STATED GOAL: Print out the entries below with no edits.

===== RECORDS FOR THIS EXERCISE

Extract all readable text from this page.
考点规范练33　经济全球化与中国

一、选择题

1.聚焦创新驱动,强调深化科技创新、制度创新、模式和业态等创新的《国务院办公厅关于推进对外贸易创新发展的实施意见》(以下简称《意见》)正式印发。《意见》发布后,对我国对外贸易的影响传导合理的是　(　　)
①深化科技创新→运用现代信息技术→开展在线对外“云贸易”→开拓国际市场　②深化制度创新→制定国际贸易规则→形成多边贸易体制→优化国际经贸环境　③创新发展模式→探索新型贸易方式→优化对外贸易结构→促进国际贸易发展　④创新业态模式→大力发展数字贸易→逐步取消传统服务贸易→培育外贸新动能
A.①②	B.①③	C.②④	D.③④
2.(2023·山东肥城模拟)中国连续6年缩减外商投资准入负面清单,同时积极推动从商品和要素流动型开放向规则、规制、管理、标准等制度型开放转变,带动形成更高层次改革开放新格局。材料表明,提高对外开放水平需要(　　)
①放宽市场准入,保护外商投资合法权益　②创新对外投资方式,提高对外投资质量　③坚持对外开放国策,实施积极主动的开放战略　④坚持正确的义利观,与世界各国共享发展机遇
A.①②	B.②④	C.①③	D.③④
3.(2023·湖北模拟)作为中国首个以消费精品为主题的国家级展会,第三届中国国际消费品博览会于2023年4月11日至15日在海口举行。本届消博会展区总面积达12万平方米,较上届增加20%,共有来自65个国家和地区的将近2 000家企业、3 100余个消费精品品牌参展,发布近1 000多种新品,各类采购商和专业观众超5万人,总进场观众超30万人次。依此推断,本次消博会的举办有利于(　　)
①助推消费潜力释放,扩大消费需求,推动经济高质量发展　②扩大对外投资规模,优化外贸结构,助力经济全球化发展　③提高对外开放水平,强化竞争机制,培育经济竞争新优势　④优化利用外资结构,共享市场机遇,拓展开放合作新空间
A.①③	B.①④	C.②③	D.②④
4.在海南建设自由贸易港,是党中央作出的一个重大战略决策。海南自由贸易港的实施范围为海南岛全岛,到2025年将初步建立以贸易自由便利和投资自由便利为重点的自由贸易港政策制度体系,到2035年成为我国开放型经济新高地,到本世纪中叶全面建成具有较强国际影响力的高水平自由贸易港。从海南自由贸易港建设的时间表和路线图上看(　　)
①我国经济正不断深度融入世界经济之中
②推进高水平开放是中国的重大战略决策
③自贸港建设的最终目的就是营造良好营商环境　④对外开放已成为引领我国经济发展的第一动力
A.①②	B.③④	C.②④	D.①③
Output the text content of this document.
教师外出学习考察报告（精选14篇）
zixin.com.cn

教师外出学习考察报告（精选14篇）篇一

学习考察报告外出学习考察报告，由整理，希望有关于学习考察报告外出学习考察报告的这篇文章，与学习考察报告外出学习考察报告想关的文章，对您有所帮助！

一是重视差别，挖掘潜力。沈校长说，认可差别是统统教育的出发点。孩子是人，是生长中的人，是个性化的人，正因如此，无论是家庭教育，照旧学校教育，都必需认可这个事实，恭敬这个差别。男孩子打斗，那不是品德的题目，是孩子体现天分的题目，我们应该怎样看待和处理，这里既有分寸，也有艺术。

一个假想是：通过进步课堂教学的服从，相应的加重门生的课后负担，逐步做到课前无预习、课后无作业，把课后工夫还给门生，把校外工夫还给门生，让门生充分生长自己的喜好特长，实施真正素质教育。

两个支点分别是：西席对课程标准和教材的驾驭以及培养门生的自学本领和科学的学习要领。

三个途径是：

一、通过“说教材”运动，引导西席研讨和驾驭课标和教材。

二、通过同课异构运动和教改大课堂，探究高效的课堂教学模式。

==========

SOLVED PROBLEM:
Extract all readable text from this page.
考点规范练33　经济全球化与中国

一、选择题

1.聚焦创新驱动,强调深化科技创新、制度创新、模式和业态等创新的《国务院办公厅关于推进对外贸易创新发展的实施意见》(以下简称《意见》)正式印发。《意见》发布后,对我国对外贸易的影响传导合理的是　(　　)
①深化科技创新→运用现代信息技术→开展在线对外“云贸易”→开拓国际市场　②深化制度创新→制定国际贸易规则→形成多边贸易体制→优化国际经贸环境　③创新发展模式→探索新型贸易方式→优化对外贸易结构→促进国际贸易发展　④创新业态模式→大力发展数字贸易→逐步取消传统服务贸易→培育外贸新动能
A.①②	B.①③	C.②④	D.③④
2.(2023·山东肥城模拟)中国连续6年缩减外商投资准入负面清单,同时积极推动从商品和要素流动型开放向规则、规制、管理、标准等制度型开放转变,带动形成更高层次改革开放新格局。材料表明,提高对外开放水平需要(　　)
①放宽市场准入,保护外商投资合法权益　②创新对外投资方式,提高对外投资质量　③坚持对外开放国策,实施积极主动的开放战略　④坚持正确的义利观,与世界各国共享发展机遇
A.①②	B.②④	C.①③	D.③④
3.(2023·湖北模拟)作为中国首个以消费精品为主题的国家级展会,第三届中国国际消费品博览会于2023年4月11日至15日在海口举行。本届消博会展区总面积达12万平方米,较上届增加20%,共有来自65个国家和地区的将近2 000家企业、3 100余个消费精品品牌参展,发布近1 000多种新品,各类采购商和专业观众超5万人,总进场观众超30万人次。依此推断,本次消博会的举办有利于(　　)
①助推消费潜力释放,扩大消费需求,推动经济高质量发展　②扩大对外投资规模,优化外贸结构,助力经济全球化发展　③提高对外开放水平,强化竞争机制,培育经济竞争新优势　④优化利用外资结构,共享市场机遇,拓展开放合作新空间
A.①③	B.①④	C.②③	D.②④
4.在海南建设自由贸易港,是党中央作出的一个重大战略决策。海南自由贸易港的实施范围为海南岛全岛,到2025年将初步建立以贸易自由便利和投资自由便利为重点的自由贸易港政策制度体系,到2035年成为我国开放型经济新高地,到本世纪中叶全面建成具有较强国际影响力的高水平自由贸易港。从海南自由贸易港建设的时间表和路线图上看(　　)
①我国经济正不断深度融入世界经济之中
②推进高水平开放是中国的重大战略决策
③自贸港建设的最终目的就是营造良好营商环境　④对外开放已成为引领我国经济发展的第一动力
A.①②	B.③④	C.②④	D.①③
Output the text content of this document.
教师外出学习考察报告（精选14篇）
zixin.com.cn

教师外出学习考察报告（精选14篇）篇一

学习考察报告外出学习考察报告，由整理，希望有关于学习考察报告外出学习考察报告的这篇文章，与学习考察报告外出学习考察报告想关的文章，对您有所帮助！

一是重视差别，挖掘潜力。沈校长说，认可差别是统统教育的出发点。孩子是人，是生长中的人，是个性化的人，正因如此，无论是家庭教育，照旧学校教育，都必需认可这个事实，恭敬这个差别。男孩子打斗，那不是品德的题目，是孩子体现天分的题目，我们应该怎样看待和处理，这里既有分寸，也有艺术。

一个假想是：通过进步课堂教学的服从，相应的加重门生的课后负担，逐步做到课前无预习、课后无作业，把课后工夫还给门生，把校外工夫还给门生，让门生充分生长自己的喜好特长，实施真正素质教育。

两个支点分别是：西席对课程标准和教材的驾驭以及培养门生的自学本领和科学的学习要领。

三个途径是：

一、通过“说教材”运动，引导西席研讨和驾驭课标和教材。

二、通过同课异构运动和教改大课堂，探究高效的课堂教学模式。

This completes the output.